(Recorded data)
══════

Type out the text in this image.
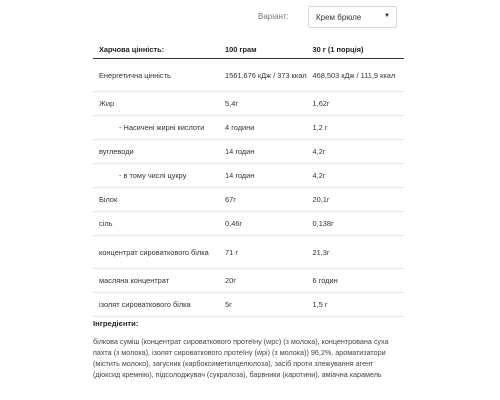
Варіант:	Крем брюле	▼
Харчова цінність:	100 грам	30 г (1 порція)
Енергетична цінність	1561,676 кДж / 373 ккал	468,503 кДж / 111,9 ккал
Жир	5,4г	1,62г
- Насичені жирні кислоти	4 години	1,2 г
вуглеводи	14 годин	4,2г
- в тому числі цукру	14 годин	4,2г
Білок	67г	20,1г
сіль	0,46г	0,138г
концентрат сироваткового білка	71 г	21,3г
масляна концентрат	20г	6 годин
ізолят сироваткового білка	5г	1,5 г
Інгредієнти:
білкова суміш (концентрат сироваткового протеїну (wpc) (з молока), концентрована суха пахта (з молока), ізолят сироваткового протеїну (wpi) (з молока)) 96,2%, ароматизатори (містить молоко), загусник (карбоксиметилцелюлоза), засіб проти злежування агент (діоксид кремнію), підсолоджувач (сукралоза), барвники (каротини), аміачна карамель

══════

• **What is required**
Every record above should be written out again exactly; the pictures stay out of the copy.

• **Correct answer**
Type out the text in this image.
Варіант:	Крем брюле	▼
Харчова цінність:	100 грам	30 г (1 порція)
Енергетична цінність	1561,676 кДж / 373 ккал	468,503 кДж / 111,9 ккал
Жир	5,4г	1,62г
- Насичені жирні кислоти	4 години	1,2 г
вуглеводи	14 годин	4,2г
- в тому числі цукру	14 годин	4,2г
Білок	67г	20,1г
сіль	0,46г	0,138г
концентрат сироваткового білка	71 г	21,3г
масляна концентрат	20г	6 годин
ізолят сироваткового білка	5г	1,5 г
Інгредієнти:
білкова суміш (концентрат сироваткового протеїну (wpc) (з молока), концентрована суха пахта (з молока), ізолят сироваткового протеїну (wpi) (з молока)) 96,2%, ароматизатори (містить молоко), загусник (карбоксиметилцелюлоза), засіб проти злежування агент (діоксид кремнію), підсолоджувач (сукралоза), барвники (каротини), аміачна карамель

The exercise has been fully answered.